Texto
====

Chu
En-lai não devia ser um bom garfo. Primeiro, porque os
revolucionários são geralmente pessoas ascéticas que preferem ir
direto ao núcleo das coisas e têm pouca paciência com temperos,
molhos e outros prazeres do supérfluo. É difícil saborear o mundo
quando se está tentando transformá-lo. Segundo, porque tinha que
dar um exemplo de frugalidade às massas chinesas, renunciando à
fartura, às receitas exóticas e à massa chinesa. E terceiro,
porque na China ninguém usa garfo, é só pauzinho. E não ficaria
bem chamar o primeiro-ministro de “um bom palito”. Mas desconfio
que, enquanto Mao não enganava ninguém no seu entusiasmo pela mesa
sortida, Chu preferia dissimular um secreto gosto pelo rigorismo
clássico da melhor cozinha chinesa. Em particular, discretamente,
naqueles momentos em que o homem se recolhe com dois ou três
fantasmas e os seus hábitos mais íntimos, Chu devia ser um bom e
seletivo palito.
Pois,
se a grande cozinha da França é o resultado de um nobre compromisso
histórico entre o francês e o seu próprio fígado, a cozinha
italiana um pretexto para reunir a família e falar com a boca cheia,
a alemã uma permanente precaução contra os rigores do inverno e
outras exigências de calorias e vitalidade e a suíça uma
indefinível combinação de tudo isto, a cozinha chinesa é a única
que fala ao cérebro antes de fazer qualquer outro apelo. A notória
falta de substância da comida chinesa (tradicionalmente, você está
com fome de novo depois do maior banquete chinês) é uma prova de
que é feita para os sentidos — a visão, o olfato, o paladar — e
não para os instintos. Depois de ingerida, é como se nunca tivesse
existido. Diante de uma coleção de pratos chineses você não está
a ponto de se alimentar, você está “às vésperas de experimentar
alguns dos milhares de possibilidades de percepção humana do mundo
vegetal e animal”, e bota molho de soja nisso. E se no fim tudo
vira bolo fecal mesmo, a culpa é de como nós somos feitos, não é
dos chineses.

====

Dados do exercício
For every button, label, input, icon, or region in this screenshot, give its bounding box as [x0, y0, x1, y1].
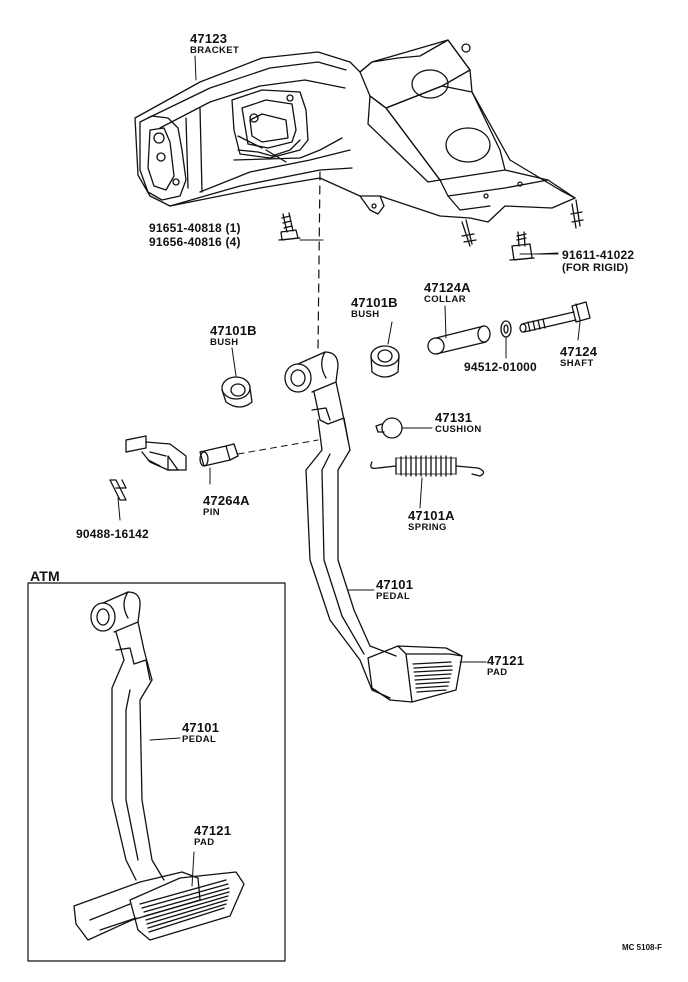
pedal-part-number: 47101 — [376, 577, 414, 592]
bolt-91651-number: 91651-40818 (1) — [149, 221, 241, 235]
washer-part-number: 94512-01000 — [464, 360, 537, 374]
clip-part-number: 90488-16142 — [76, 527, 149, 541]
cushion-part-number: 47131 — [435, 410, 473, 425]
washer-drawing — [500, 320, 512, 359]
pad-part-name: PAD — [487, 667, 508, 678]
pad-drawing — [367, 645, 463, 703]
shaft-part-name: SHAFT — [560, 358, 594, 369]
bush-left-part-number: 47101B — [210, 323, 257, 338]
atm-pedal-drawing — [90, 591, 165, 881]
cushion-part-name: CUSHION — [435, 424, 482, 435]
atm-frame — [27, 582, 286, 962]
cushion-drawing — [375, 417, 403, 439]
figure-code: MC 5108-F — [622, 943, 663, 952]
bracket-part-name: BRACKET — [190, 45, 240, 56]
switch-and-pin-drawing — [125, 435, 319, 485]
shaft-part-number: 47124 — [560, 344, 598, 359]
atm-pad-part-number: 47121 — [194, 823, 232, 838]
rigid-bolt-note: (FOR RIGID) — [562, 262, 629, 274]
bracket-drawing — [134, 39, 584, 247]
spring-part-number: 47101A — [408, 508, 455, 523]
bush-left-part-name: BUSH — [210, 337, 239, 348]
bush-right-drawing — [370, 345, 400, 378]
pin-part-number: 47264A — [203, 493, 250, 508]
collar-drawing — [427, 325, 491, 355]
spring-drawing — [370, 455, 485, 477]
collar-part-number: 47124A — [424, 280, 471, 295]
pedal-part-name: PEDAL — [376, 591, 411, 602]
atm-pedal-part-number: 47101 — [182, 720, 220, 735]
atm-title: ATM — [30, 568, 60, 584]
bolt-91656-number: 91656-40816 (4) — [149, 235, 241, 249]
rigid-bolt-drawing — [509, 231, 559, 261]
bracket-part-number: 47123 — [190, 31, 228, 46]
bush-right-part-number: 47101B — [351, 295, 398, 310]
flange-bolt-drawing — [278, 212, 324, 241]
spring-part-name: SPRING — [408, 522, 447, 533]
collar-part-name: COLLAR — [424, 294, 466, 305]
bush-left-drawing — [221, 376, 253, 408]
atm-pedal-part-name: PEDAL — [182, 734, 217, 745]
pad-part-number: 47121 — [487, 653, 525, 668]
atm-pad-drawing — [73, 871, 245, 941]
rigid-bolt-number: 91611-41022 — [562, 248, 635, 262]
pin-part-name: PIN — [203, 507, 221, 518]
leader-lines — [149, 55, 559, 887]
pedal-drawing — [284, 351, 397, 699]
assembly-centerline — [317, 171, 321, 351]
atm-pad-part-name: PAD — [194, 837, 215, 848]
shaft-drawing — [519, 301, 591, 341]
bush-right-part-name: BUSH — [351, 309, 380, 320]
clip-drawing — [109, 479, 127, 521]
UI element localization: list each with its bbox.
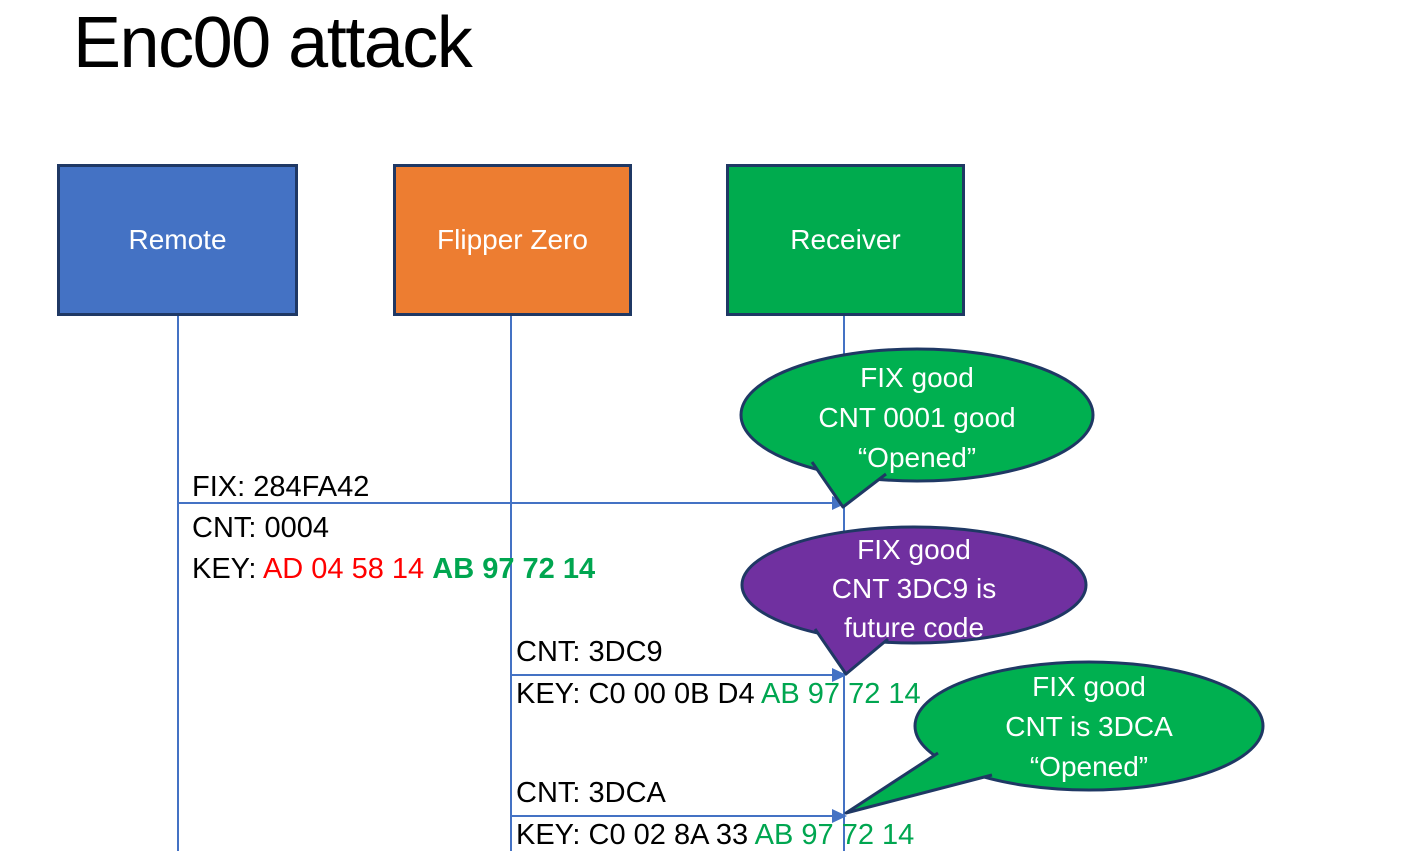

====

Tarefa 1
Substitua "washer" por "arruela" nos registros, da linha com "pedal-part-number: 47101 — [376, 577, 414, 592]" até a linha com "washer-drawing — [500, 320, 512, 359]", incluídas ambas, e devolva apenas essas linhas, sem nenhuma outra alteração.
Tarefa 2
Dê continuidade ao texto sobre a cozinha chinesa a partir do ponto em que ele termina.

Resposta esperada 1
pedal-part-number: 47101 — [376, 577, 414, 592]
bolt-91651-number: 91651-40818 (1) — [149, 221, 241, 235]
arruela-part-number: 94512-01000 — [464, 360, 537, 374]
clip-part-number: 90488-16142 — [76, 527, 149, 541]
cushion-part-number: 47131 — [435, 410, 473, 425]
arruela-drawing — [500, 320, 512, 359]

Resposta esperada 2
A
variedade é a característica mais atraente da cozinha chinesa —
ou das cozinhas clássicas chinesas, pois elas também variam de
região para região. Os extremos do acre e do doce no mesmo prato, a
combinação de opostos para que a antítese seja descoberta em cima
da língua... A dialética chinesa precedeu em alguns séculos a dos
filósofos alemães. E a prática de fritar com uma imersão rápida,
de segundos, no óleo fervendo, que os minceurs franceses estão
recém-descobrindo, já era história antiga na China quando na
França ainda catavam raízes.
Era
só olhar para a cara do velho Chu para saber que ele não apenas
apreciava a boa cozinha do seu país como até tinha aprendido com
ela. Era uma cara inteligente.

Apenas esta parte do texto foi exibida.